> 課題一覧:
A. 工学院大学の入試についての記事によると、2017年度の入試で一般入試志願者は何年連続で増えましたか。
B. 工学院大学の入試についての記事から、「少子化を背景に多くの大学が学」から「総研フェロー、文=金丸裕子)」までの部分を両端を含めて書き出してください。その際、「女子学生比率」を「女性比率」に置き換えてください。
C. 工学院大学の入試についての記事を、最後の文の後から書き継いでください。

少子化を背景に多くの大学が学生の獲得に苦労しているなか、工学院大学は2017年度の入試において、一般入試志願者が8年連続で増加し、過去最多となる2万人を超えた。特筆すべきは、入学志願者と入学者数ともに女子学生比率が約20%を占めるほどに増加したことだ。女性の技術者、研究者などを育成して社会に送り出し、働き方改革へも貢献したいという佐藤光史学長にその志を聞いた。(取材=麓幸子:日経BP社 日経BP総研フェロー、文=金丸裕子)

入試志願者数8年連続増、志願者・入学者ともに女性は2割に

――工学院大学では一般入試志願者数が8年連続して増えていると伺いました。少子化のなかでどのような工夫をしているのでしょうか。

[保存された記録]

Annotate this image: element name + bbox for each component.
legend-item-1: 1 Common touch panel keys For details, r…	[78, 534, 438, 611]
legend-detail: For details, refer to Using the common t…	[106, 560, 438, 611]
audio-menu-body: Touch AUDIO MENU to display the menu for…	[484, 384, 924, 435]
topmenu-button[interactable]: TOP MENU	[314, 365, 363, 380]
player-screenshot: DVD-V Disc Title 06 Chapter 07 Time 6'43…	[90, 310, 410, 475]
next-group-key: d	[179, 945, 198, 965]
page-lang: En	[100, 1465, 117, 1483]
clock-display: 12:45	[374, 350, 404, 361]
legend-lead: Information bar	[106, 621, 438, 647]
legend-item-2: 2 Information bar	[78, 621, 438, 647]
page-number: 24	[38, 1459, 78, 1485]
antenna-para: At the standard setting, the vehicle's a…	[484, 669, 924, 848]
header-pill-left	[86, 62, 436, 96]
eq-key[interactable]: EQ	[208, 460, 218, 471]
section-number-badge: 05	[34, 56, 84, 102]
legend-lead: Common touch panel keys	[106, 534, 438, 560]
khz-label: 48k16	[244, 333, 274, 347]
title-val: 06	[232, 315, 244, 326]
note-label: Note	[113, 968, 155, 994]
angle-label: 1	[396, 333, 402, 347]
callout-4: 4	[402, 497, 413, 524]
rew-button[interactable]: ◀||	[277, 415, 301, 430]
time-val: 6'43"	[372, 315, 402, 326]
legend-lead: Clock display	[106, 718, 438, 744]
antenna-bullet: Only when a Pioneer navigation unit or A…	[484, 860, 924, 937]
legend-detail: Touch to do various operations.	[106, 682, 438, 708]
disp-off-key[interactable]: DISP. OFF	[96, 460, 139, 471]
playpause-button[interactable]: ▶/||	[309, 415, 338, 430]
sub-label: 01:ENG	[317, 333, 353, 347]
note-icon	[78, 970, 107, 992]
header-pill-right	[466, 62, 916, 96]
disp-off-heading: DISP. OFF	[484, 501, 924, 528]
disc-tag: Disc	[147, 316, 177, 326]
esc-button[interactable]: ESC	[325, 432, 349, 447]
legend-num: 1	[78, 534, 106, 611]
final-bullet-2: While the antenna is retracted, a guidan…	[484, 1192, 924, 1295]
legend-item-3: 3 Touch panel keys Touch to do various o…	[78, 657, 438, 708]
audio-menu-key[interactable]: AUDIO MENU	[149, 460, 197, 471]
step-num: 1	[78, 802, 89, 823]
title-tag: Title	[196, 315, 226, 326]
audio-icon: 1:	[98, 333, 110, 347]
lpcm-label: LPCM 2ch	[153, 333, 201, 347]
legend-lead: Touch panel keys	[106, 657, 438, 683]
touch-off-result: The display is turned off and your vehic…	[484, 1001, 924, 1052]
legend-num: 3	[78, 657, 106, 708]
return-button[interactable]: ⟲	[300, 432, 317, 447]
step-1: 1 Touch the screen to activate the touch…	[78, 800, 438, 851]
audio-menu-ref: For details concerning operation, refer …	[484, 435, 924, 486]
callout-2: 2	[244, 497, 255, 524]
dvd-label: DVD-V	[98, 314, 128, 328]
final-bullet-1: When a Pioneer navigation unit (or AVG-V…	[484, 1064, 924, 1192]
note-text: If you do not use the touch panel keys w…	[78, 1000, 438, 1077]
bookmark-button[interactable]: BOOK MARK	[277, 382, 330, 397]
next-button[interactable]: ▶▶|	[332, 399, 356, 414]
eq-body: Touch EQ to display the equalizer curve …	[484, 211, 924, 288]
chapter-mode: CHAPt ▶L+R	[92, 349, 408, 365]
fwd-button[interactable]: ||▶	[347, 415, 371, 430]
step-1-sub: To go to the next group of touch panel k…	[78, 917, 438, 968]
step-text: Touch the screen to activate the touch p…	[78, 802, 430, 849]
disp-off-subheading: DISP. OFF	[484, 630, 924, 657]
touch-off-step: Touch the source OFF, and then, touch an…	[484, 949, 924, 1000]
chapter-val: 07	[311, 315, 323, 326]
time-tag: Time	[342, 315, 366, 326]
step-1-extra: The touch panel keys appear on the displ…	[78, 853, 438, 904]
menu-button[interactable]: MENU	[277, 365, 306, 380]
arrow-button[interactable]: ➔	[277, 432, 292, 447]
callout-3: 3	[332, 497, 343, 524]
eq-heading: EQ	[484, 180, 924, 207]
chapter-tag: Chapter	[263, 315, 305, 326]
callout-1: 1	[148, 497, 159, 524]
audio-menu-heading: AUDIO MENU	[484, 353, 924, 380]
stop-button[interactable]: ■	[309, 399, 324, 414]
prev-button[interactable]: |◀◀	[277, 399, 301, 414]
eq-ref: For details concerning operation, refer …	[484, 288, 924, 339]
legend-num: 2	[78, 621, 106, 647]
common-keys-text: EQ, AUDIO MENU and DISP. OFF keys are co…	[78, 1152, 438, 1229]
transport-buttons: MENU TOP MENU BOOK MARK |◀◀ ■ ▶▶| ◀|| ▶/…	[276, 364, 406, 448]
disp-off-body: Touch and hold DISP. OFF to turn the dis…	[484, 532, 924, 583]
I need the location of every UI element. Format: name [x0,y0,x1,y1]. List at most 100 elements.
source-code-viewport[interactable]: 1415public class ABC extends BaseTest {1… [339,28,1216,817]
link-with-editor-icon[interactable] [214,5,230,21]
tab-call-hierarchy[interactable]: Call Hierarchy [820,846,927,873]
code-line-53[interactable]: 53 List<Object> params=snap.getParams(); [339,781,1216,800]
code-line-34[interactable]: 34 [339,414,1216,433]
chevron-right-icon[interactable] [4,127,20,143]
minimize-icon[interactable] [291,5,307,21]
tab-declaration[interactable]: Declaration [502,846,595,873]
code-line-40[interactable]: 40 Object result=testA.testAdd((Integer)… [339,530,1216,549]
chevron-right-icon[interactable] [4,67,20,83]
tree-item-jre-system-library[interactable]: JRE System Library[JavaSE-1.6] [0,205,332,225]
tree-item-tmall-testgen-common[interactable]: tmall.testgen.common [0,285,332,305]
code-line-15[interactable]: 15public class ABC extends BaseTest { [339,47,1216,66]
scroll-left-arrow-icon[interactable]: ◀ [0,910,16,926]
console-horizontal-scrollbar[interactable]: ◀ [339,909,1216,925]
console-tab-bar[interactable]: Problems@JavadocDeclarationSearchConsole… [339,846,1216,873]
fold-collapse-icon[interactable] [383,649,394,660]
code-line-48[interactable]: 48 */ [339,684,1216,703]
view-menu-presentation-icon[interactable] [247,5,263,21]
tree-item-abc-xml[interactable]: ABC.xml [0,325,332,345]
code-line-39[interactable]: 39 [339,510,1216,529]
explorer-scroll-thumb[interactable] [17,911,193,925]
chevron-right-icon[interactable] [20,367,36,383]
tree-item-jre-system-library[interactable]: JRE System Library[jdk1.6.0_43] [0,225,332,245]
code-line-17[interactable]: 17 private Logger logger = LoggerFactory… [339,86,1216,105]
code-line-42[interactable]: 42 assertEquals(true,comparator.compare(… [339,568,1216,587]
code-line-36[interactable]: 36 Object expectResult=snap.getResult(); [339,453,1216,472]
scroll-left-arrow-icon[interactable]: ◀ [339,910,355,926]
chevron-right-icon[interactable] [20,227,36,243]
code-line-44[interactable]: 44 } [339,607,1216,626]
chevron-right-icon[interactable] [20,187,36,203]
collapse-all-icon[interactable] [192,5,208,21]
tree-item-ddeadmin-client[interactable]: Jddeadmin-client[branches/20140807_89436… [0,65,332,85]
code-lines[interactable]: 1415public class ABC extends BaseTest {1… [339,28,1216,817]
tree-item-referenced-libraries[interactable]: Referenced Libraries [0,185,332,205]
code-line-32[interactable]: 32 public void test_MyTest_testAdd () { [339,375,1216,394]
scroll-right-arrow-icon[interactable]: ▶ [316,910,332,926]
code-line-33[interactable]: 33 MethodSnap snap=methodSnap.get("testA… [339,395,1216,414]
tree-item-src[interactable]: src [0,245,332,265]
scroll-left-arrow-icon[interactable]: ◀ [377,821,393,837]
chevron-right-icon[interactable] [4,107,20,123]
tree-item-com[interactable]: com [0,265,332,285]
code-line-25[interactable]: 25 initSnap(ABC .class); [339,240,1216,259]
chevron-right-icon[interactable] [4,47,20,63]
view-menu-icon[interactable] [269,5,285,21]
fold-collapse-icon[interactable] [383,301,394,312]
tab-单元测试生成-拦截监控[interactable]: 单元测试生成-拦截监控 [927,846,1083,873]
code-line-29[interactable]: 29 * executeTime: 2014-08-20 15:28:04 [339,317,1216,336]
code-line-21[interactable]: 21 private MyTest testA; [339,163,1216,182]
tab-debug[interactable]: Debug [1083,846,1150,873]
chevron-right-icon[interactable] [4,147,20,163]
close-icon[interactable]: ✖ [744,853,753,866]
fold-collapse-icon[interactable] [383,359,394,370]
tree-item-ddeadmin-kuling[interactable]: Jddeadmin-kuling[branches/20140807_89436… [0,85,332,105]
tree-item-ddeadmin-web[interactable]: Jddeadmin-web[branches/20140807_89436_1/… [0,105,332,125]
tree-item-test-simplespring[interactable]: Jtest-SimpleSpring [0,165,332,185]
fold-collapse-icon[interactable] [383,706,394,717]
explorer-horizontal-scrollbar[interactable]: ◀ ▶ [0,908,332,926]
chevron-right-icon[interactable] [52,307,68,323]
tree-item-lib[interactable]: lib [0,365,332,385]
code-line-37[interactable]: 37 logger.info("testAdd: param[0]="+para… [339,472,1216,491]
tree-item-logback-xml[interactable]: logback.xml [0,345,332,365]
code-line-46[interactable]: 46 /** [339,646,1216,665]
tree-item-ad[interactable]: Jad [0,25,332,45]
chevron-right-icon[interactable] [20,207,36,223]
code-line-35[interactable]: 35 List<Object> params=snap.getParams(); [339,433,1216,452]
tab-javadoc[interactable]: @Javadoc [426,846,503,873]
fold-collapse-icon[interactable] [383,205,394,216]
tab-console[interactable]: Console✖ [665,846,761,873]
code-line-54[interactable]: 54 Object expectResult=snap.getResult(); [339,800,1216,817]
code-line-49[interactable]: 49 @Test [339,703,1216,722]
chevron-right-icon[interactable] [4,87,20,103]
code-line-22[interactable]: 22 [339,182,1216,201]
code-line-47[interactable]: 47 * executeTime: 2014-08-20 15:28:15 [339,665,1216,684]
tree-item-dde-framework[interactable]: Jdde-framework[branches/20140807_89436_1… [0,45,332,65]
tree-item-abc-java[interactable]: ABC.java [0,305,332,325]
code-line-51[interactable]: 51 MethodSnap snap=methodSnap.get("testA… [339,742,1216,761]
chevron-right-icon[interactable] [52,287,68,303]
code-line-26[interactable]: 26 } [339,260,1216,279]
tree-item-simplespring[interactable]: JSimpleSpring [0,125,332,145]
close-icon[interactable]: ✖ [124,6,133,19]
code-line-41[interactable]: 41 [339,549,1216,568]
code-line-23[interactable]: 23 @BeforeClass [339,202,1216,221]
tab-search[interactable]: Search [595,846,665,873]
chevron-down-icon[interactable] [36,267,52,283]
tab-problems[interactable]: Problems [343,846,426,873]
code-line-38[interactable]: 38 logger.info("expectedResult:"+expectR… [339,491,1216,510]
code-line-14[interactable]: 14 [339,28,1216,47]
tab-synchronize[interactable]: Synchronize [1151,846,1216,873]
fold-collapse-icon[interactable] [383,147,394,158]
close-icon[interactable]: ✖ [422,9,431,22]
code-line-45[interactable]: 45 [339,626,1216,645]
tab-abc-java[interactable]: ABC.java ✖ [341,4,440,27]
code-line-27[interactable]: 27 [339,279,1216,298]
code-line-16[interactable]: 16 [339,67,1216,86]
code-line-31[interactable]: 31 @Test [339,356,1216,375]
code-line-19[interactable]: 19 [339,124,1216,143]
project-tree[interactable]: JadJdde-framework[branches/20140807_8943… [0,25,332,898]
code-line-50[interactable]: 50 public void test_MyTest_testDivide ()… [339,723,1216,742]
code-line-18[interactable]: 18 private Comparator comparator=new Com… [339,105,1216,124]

> 解答:
A. 8年連続です。

B.
少子化を背景に多くの大学が学生の獲得に苦労しているなか、工学院大学は2017年度の入試において、一般入試志願者が8年連続で増加し、過去最多となる2万人を超えた。特筆すべきは、入学志願者と入学者数ともに女性比率が約20%を占めるほどに増加したことだ。女性の技術者、研究者などを育成して社会に送り出し、働き方改革へも貢献したいという佐藤光史学長にその志を聞いた。(取材=麓幸子:日経BP社 日経BP総研フェロー、文=金丸裕子)

C.
佐藤光史学長(以下、佐藤):本学は創立131年の歴史のなかで14万人を超える卒業生を社会に送り出していますが、産業構造そのものが大きく変わるなかで、グローバル化と知識基盤社会に対応していくような大学にしていこうと、10年ほど前から大きな改革を進めてまいりました。

 2005年までは、本学は工学部のみのいわゆる単科大学でした。06年に情報学部を2学科体制で新設、さらに10年を経て4学科に増設するまでになってきました。11年に建築学部を新設した時にも、建築学科に加え、まちづくり学科や建築デザイン学科など、社会と連携し、比較的に女性が興味を持ちそうな学科を設けています。15年、先進工学部の新設に際しては生命化学科を開設しました。「生命」というキーワードは、女性が非常に関心を寄せる分野なのです。実際にこの学科は女子学生の比率が4割を超えています。まずはそういう分野に魅力を持ってもらい、他の学科にも広がってほしいと期待しています。国が提唱している超スマート社会を考えると、ソフトなパワーが必要とされており、それに適した人材を育てる取り組みではないかと自負しております。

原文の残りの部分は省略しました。